* **GIVEN REQUEST**
The listing below should be written out exactly; please include all of it.

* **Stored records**
<<<<
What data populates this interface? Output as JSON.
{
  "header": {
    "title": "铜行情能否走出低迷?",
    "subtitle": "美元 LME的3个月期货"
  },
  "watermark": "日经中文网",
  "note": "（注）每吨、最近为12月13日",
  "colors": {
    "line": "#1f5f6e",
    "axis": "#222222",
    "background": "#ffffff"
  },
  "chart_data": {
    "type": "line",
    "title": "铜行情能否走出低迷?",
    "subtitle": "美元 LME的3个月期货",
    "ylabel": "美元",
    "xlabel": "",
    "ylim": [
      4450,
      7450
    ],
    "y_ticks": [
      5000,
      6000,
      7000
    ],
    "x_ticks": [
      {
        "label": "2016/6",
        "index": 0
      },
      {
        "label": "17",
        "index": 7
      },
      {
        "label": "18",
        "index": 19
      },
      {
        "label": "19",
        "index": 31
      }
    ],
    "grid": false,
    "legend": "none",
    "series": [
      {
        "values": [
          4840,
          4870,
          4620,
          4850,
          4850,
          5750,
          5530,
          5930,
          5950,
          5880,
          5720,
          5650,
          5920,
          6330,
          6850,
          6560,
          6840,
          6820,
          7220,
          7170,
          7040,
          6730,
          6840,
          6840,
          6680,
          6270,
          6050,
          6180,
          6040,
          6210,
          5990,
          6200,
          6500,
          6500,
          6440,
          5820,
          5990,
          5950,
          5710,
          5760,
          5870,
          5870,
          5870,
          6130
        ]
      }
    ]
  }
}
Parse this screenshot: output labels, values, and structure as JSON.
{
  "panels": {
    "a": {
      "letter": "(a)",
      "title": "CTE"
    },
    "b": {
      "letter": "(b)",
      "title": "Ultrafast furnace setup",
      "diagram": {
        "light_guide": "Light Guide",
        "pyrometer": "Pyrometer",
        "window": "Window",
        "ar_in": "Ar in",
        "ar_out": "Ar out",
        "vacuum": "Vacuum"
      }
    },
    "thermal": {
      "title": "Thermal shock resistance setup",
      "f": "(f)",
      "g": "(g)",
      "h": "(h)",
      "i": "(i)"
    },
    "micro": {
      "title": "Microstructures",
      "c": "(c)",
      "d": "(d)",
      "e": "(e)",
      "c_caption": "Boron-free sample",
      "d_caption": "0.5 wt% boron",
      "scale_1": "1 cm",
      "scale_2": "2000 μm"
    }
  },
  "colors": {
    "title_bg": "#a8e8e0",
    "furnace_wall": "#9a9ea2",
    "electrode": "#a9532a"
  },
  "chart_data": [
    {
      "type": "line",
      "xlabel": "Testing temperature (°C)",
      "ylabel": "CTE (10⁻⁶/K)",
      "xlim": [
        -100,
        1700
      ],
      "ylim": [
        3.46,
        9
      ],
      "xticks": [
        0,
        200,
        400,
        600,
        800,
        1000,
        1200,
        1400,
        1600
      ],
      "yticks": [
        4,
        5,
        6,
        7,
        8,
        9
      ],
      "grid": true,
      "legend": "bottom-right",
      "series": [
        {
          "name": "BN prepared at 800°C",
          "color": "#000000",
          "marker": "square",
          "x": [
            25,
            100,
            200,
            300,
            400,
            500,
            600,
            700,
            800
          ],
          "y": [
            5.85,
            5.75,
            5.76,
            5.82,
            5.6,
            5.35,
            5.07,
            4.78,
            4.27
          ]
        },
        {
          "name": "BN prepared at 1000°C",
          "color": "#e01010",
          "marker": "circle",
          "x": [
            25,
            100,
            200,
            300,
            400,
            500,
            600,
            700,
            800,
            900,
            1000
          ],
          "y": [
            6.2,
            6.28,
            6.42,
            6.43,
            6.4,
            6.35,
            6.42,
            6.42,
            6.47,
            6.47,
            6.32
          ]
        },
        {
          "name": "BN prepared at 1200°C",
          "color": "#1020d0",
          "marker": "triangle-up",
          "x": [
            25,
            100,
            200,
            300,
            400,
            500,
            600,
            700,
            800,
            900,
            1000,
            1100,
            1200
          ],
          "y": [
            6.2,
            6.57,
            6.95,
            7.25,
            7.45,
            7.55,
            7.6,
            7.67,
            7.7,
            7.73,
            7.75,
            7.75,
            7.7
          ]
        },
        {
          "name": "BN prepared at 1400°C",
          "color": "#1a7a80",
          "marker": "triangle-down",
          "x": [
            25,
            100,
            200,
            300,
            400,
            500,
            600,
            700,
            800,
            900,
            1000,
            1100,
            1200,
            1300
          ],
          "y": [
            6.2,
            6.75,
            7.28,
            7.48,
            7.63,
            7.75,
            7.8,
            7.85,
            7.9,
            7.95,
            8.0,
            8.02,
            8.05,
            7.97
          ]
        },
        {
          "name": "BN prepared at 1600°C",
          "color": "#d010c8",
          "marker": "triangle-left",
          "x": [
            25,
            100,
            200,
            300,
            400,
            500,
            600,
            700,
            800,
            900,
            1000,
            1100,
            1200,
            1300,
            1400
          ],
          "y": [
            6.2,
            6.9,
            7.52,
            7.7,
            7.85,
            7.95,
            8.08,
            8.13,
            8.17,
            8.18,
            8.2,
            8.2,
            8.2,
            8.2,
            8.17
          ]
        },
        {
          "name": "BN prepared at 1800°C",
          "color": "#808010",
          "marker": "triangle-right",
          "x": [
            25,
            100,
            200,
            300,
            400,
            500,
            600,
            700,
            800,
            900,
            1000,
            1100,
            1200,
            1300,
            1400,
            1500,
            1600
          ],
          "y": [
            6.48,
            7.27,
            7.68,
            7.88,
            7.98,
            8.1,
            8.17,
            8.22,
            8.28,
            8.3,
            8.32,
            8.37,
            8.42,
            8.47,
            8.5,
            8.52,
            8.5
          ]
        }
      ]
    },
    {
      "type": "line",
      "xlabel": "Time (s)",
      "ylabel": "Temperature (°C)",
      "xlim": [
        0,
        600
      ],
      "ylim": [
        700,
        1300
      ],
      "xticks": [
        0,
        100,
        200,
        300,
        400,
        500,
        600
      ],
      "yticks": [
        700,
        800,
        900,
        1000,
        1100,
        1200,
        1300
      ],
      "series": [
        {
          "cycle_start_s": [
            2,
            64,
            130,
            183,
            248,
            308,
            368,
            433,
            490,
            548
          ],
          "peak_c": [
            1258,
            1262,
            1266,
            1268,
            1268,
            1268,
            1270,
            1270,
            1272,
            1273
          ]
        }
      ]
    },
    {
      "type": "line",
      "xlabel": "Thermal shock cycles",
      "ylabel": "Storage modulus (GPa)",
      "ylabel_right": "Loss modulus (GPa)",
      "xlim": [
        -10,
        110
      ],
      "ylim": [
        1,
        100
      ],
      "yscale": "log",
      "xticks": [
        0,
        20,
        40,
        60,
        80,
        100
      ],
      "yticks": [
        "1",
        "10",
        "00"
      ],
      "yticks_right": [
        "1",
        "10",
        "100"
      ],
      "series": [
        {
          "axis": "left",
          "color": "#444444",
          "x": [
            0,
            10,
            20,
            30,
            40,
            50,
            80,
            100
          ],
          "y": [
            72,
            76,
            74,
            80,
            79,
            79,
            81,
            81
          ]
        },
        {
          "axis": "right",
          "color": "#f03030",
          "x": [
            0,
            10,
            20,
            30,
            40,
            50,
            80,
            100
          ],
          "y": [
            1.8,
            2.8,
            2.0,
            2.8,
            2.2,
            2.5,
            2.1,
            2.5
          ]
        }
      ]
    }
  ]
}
>>>>
* **RESULT FOR THIS TASK**
What data populates this interface? Output as JSON.
{
  "header": {
    "title": "铜行情能否走出低迷?",
    "subtitle": "美元 LME的3个月期货"
  },
  "watermark": "日经中文网",
  "note": "（注）每吨、最近为12月13日",
  "colors": {
    "line": "#1f5f6e",
    "axis": "#222222",
    "background": "#ffffff"
  },
  "chart_data": {
    "type": "line",
    "title": "铜行情能否走出低迷?",
    "subtitle": "美元 LME的3个月期货",
    "ylabel": "美元",
    "xlabel": "",
    "ylim": [
      4450,
      7450
    ],
    "y_ticks": [
      5000,
      6000,
      7000
    ],
    "x_ticks": [
      {
        "label": "2016/6",
        "index": 0
      },
      {
        "label": "17",
        "index": 7
      },
      {
        "label": "18",
        "index": 19
      },
      {
        "label": "19",
        "index": 31
      }
    ],
    "grid": false,
    "legend": "none",
    "series": [
      {
        "values": [
          4840,
          4870,
          4620,
          4850,
          4850,
          5750,
          5530,
          5930,
          5950,
          5880,
          5720,
          5650,
          5920,
          6330,
          6850,
          6560,
          6840,
          6820,
          7220,
          7170,
          7040,
          6730,
          6840,
          6840,
          6680,
          6270,
          6050,
          6180,
          6040,
          6210,
          5990,
          6200,
          6500,
          6500,
          6440,
          5820,
          5990,
          5950,
          5710,
          5760,
          5870,
          5870,
          5870,
          6130
        ]
      }
    ]
  }
}
Parse this screenshot: output labels, values, and structure as JSON.
{
  "panels": {
    "a": {
      "letter": "(a)",
      "title": "CTE"
    },
    "b": {
      "letter": "(b)",
      "title": "Ultrafast furnace setup",
      "diagram": {
        "light_guide": "Light Guide",
        "pyrometer": "Pyrometer",
        "window": "Window",
        "ar_in": "Ar in",
        "ar_out": "Ar out",
        "vacuum": "Vacuum"
      }
    },
    "thermal": {
      "title": "Thermal shock resistance setup",
      "f": "(f)",
      "g": "(g)",
      "h": "(h)",
      "i": "(i)"
    },
    "micro": {
      "title": "Microstructures",
      "c": "(c)",
      "d": "(d)",
      "e": "(e)",
      "c_caption": "Boron-free sample",
      "d_caption": "0.5 wt% boron",
      "scale_1": "1 cm",
      "scale_2": "2000 μm"
    }
  },
  "colors": {
    "title_bg": "#a8e8e0",
    "furnace_wall": "#9a9ea2",
    "electrode": "#a9532a"
  },
  "chart_data": [
    {
      "type": "line",
      "xlabel": "Testing temperature (°C)",
      "ylabel": "CTE (10⁻⁶/K)",
      "xlim": [
        -100,
        1700
      ],
      "ylim": [
        3.46,
        9
      ],
      "xticks": [
        0,
        200,
        400,
        600,
        800,
        1000,
        1200,
        1400,
        1600
      ],
      "yticks": [
        4,
        5,
        6,
        7,
        8,
        9
      ],
      "grid": true,
      "legend": "bottom-right",
      "series": [
        {
          "name": "BN prepared at 800°C",
          "color": "#000000",
          "marker": "square",
          "x": [
            25,
            100,
            200,
            300,
            400,
            500,
            600,
            700,
            800
          ],
          "y": [
            5.85,
            5.75,
            5.76,
            5.82,
            5.6,
            5.35,
            5.07,
            4.78,
            4.27
          ]
        },
        {
          "name": "BN prepared at 1000°C",
          "color": "#e01010",
          "marker": "circle",
          "x": [
            25,
            100,
            200,
            300,
            400,
            500,
            600,
            700,
            800,
            900,
            1000
          ],
          "y": [
            6.2,
            6.28,
            6.42,
            6.43,
            6.4,
            6.35,
            6.42,
            6.42,
            6.47,
            6.47,
            6.32
          ]
        },
        {
          "name": "BN prepared at 1200°C",
          "color": "#1020d0",
          "marker": "triangle-up",
          "x": [
            25,
            100,
            200,
            300,
            400,
            500,
            600,
            700,
            800,
            900,
            1000,
            1100,
            1200
          ],
          "y": [
            6.2,
            6.57,
            6.95,
            7.25,
            7.45,
            7.55,
            7.6,
            7.67,
            7.7,
            7.73,
            7.75,
            7.75,
            7.7
          ]
        },
        {
          "name": "BN prepared at 1400°C",
          "color": "#1a7a80",
          "marker": "triangle-down",
          "x": [
            25,
            100,
            200,
            300,
            400,
            500,
            600,
            700,
            800,
            900,
            1000,
            1100,
            1200,
            1300
          ],
          "y": [
            6.2,
            6.75,
            7.28,
            7.48,
            7.63,
            7.75,
            7.8,
            7.85,
            7.9,
            7.95,
            8.0,
            8.02,
            8.05,
            7.97
          ]
        },
        {
          "name": "BN prepared at 1600°C",
          "color": "#d010c8",
          "marker": "triangle-left",
          "x": [
            25,
            100,
            200,
            300,
            400,
            500,
            600,
            700,
            800,
            900,
            1000,
            1100,
            1200,
            1300,
            1400
          ],
          "y": [
            6.2,
            6.9,
            7.52,
            7.7,
            7.85,
            7.95,
            8.08,
            8.13,
            8.17,
            8.18,
            8.2,
            8.2,
            8.2,
            8.2,
            8.17
          ]
        },
        {
          "name": "BN prepared at 1800°C",
          "color": "#808010",
          "marker": "triangle-right",
          "x": [
            25,
            100,
            200,
            300,
            400,
            500,
            600,
            700,
            800,
            900,
            1000,
            1100,
            1200,
            1300,
            1400,
            1500,
            1600
          ],
          "y": [
            6.48,
            7.27,
            7.68,
            7.88,
            7.98,
            8.1,
            8.17,
            8.22,
            8.28,
            8.3,
            8.32,
            8.37,
            8.42,
            8.47,
            8.5,
            8.52,
            8.5
          ]
        }
      ]
    },
    {
      "type": "line",
      "xlabel": "Time (s)",
      "ylabel": "Temperature (°C)",
      "xlim": [
        0,
        600
      ],
      "ylim": [
        700,
        1300
      ],
      "xticks": [
        0,
        100,
        200,
        300,
        400,
        500,
        600
      ],
      "yticks": [
        700,
        800,
        900,
        1000,
        1100,
        1200,
        1300
      ],
      "series": [
        {
          "cycle_start_s": [
            2,
            64,
            130,
            183,
            248,
            308,
            368,
            433,
            490,
            548
          ],
          "peak_c": [
            1258,
            1262,
            1266,
            1268,
            1268,
            1268,
            1270,
            1270,
            1272,
            1273
          ]
        }
      ]
    },
    {
      "type": "line",
      "xlabel": "Thermal shock cycles",
      "ylabel": "Storage modulus (GPa)",
      "ylabel_right": "Loss modulus (GPa)",
      "xlim": [
        -10,
        110
      ],
      "ylim": [
        1,
        100
      ],
      "yscale": "log",
      "xticks": [
        0,
        20,
        40,
        60,
        80,
        100
      ],
      "yticks": [
        "1",
        "10",
        "00"
      ],
      "yticks_right": [
        "1",
        "10",
        "100"
      ],
      "series": [
        {
          "axis": "left",
          "color": "#444444",
          "x": [
            0,
            10,
            20,
            30,
            40,
            50,
            80,
            100
          ],
          "y": [
            72,
            76,
            74,
            80,
            79,
            79,
            81,
            81
          ]
        },
        {
          "axis": "right",
          "color": "#f03030",
          "x": [
            0,
            10,
            20,
            30,
            40,
            50,
            80,
            100
          ],
          "y": [
            1.8,
            2.8,
            2.0,
            2.8,
            2.2,
            2.5,
            2.1,
            2.5
          ]
        }
      ]
    }
  ]
}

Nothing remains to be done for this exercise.